▶ [SHORT TASK] Search the listing below for the string "lengkap" and show each line that contains it.

▶ [DATA FOR THIS TASK]
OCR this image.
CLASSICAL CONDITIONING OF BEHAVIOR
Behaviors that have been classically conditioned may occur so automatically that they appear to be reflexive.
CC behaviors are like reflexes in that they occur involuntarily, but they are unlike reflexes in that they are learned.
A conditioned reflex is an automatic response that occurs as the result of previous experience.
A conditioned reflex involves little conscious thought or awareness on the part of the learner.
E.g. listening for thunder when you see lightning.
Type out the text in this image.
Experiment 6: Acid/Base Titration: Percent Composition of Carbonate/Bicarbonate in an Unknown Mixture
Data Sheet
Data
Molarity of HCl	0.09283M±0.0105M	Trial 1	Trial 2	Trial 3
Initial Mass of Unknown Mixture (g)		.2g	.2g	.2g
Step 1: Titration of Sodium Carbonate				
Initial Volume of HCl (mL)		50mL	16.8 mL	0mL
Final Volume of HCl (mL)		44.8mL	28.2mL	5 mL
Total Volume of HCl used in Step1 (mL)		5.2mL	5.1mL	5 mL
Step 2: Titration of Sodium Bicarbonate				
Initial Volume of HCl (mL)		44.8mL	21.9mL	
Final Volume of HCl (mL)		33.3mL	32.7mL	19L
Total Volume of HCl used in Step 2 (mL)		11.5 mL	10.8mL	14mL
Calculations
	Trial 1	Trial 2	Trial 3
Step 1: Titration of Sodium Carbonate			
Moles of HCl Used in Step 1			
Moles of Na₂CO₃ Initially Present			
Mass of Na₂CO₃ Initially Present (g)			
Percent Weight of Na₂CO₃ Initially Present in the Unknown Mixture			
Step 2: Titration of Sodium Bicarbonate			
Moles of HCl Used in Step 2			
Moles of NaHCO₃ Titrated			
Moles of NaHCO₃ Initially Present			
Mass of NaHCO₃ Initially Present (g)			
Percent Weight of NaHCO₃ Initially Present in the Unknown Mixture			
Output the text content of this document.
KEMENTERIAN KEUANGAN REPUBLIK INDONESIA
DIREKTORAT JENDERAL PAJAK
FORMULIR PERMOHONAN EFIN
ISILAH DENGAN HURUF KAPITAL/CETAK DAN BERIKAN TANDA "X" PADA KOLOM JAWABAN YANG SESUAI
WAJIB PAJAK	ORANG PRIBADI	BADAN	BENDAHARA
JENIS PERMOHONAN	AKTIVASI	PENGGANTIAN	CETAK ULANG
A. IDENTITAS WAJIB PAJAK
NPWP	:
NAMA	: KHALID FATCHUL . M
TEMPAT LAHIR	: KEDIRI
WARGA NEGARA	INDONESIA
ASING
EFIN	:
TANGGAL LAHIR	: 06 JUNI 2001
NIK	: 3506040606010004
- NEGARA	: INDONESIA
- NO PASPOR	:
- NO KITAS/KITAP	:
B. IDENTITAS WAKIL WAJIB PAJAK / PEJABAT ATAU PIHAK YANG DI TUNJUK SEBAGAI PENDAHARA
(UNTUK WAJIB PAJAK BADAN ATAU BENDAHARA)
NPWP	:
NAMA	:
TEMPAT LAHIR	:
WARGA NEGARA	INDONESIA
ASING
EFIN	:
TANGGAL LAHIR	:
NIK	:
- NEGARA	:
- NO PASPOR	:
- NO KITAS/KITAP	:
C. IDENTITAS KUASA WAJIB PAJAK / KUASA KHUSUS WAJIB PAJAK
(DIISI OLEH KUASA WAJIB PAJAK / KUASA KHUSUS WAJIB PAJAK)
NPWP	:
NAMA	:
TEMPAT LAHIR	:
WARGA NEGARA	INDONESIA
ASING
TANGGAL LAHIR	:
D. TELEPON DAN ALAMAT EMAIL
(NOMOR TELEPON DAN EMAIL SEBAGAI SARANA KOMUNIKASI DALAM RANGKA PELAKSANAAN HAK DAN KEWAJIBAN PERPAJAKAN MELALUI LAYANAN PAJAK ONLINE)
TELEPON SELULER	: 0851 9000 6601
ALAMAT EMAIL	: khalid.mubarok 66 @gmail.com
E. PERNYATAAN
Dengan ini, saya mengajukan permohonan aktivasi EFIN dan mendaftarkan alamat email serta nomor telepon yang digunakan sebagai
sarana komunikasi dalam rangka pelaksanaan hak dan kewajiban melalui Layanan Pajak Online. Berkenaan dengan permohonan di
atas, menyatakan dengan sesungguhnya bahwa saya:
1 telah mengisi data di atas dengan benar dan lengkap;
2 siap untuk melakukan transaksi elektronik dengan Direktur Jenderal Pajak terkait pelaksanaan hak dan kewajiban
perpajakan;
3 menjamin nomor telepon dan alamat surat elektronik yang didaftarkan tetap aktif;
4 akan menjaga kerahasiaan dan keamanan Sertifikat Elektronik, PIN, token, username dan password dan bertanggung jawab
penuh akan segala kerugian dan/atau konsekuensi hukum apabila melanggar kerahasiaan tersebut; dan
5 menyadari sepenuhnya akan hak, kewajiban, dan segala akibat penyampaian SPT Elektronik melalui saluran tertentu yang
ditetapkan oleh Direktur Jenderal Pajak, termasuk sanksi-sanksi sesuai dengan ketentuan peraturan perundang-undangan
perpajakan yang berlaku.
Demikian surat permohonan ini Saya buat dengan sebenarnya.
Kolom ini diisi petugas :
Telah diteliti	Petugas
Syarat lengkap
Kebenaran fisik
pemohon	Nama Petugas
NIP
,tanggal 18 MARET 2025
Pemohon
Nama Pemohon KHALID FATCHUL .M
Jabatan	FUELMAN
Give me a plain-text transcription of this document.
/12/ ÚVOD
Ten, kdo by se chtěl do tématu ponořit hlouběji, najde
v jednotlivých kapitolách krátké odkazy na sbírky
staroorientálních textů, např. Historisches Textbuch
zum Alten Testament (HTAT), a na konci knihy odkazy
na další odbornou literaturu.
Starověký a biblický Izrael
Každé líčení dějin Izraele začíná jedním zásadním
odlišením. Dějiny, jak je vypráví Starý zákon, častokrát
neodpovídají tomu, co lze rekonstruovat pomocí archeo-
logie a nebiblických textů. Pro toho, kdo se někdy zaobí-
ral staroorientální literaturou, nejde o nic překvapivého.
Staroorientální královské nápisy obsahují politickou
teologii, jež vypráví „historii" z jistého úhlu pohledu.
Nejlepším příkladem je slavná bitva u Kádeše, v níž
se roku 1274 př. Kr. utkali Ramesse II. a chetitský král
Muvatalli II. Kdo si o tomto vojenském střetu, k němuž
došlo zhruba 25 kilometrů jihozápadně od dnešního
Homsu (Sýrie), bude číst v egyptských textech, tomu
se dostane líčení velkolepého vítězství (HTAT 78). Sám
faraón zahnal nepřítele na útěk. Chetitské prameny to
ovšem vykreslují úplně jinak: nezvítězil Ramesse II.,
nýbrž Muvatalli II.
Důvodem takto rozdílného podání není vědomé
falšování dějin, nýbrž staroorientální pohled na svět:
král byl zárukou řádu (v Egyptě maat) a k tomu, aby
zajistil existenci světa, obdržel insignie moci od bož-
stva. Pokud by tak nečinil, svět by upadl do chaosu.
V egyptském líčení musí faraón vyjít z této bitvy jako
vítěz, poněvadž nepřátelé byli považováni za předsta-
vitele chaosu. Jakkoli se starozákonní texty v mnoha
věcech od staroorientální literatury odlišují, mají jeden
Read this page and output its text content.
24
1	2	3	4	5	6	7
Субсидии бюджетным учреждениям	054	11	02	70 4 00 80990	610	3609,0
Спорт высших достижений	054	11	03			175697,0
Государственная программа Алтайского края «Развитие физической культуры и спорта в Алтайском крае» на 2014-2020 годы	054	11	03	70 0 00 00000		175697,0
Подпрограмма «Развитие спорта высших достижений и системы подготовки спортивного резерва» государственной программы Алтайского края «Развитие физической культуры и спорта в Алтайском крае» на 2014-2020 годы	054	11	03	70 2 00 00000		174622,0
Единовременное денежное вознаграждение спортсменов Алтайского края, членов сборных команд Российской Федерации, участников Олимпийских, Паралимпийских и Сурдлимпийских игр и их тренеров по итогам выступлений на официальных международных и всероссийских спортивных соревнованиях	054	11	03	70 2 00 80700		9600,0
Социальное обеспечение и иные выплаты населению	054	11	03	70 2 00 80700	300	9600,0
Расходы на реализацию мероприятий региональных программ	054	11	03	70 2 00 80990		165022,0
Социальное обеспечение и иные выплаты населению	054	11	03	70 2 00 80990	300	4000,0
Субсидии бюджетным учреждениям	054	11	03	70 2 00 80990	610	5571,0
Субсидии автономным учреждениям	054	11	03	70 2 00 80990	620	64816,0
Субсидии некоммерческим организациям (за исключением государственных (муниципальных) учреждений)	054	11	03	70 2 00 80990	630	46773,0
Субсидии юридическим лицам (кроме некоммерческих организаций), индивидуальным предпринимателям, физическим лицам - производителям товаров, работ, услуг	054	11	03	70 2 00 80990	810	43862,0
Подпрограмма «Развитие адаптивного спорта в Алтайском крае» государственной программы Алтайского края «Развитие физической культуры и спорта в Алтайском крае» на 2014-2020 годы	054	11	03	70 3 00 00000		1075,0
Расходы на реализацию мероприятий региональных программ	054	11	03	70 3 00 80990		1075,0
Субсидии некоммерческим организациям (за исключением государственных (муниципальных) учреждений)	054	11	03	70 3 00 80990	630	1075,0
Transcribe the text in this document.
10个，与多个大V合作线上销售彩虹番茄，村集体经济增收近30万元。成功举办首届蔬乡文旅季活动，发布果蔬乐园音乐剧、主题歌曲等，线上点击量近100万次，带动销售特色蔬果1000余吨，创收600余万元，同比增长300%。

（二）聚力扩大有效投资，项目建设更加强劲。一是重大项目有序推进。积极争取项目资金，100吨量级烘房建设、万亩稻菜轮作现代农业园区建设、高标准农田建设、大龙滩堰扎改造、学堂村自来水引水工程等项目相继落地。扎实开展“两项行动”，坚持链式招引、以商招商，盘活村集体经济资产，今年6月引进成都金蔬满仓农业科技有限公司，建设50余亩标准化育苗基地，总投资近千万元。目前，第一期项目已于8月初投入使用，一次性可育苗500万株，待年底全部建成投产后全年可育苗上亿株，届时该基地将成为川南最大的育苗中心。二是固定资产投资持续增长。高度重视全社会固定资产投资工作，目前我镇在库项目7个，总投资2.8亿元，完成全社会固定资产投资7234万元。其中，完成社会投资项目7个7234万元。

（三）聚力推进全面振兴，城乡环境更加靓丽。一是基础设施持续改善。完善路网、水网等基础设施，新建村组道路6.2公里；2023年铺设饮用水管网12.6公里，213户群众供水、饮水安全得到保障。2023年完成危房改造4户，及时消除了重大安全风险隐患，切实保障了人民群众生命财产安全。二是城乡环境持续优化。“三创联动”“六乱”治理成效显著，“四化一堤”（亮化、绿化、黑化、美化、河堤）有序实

▶ [TASK RESPONSE]
1 telah mengisi data di atas dengan benar dan lengkap;
Syarat lengkap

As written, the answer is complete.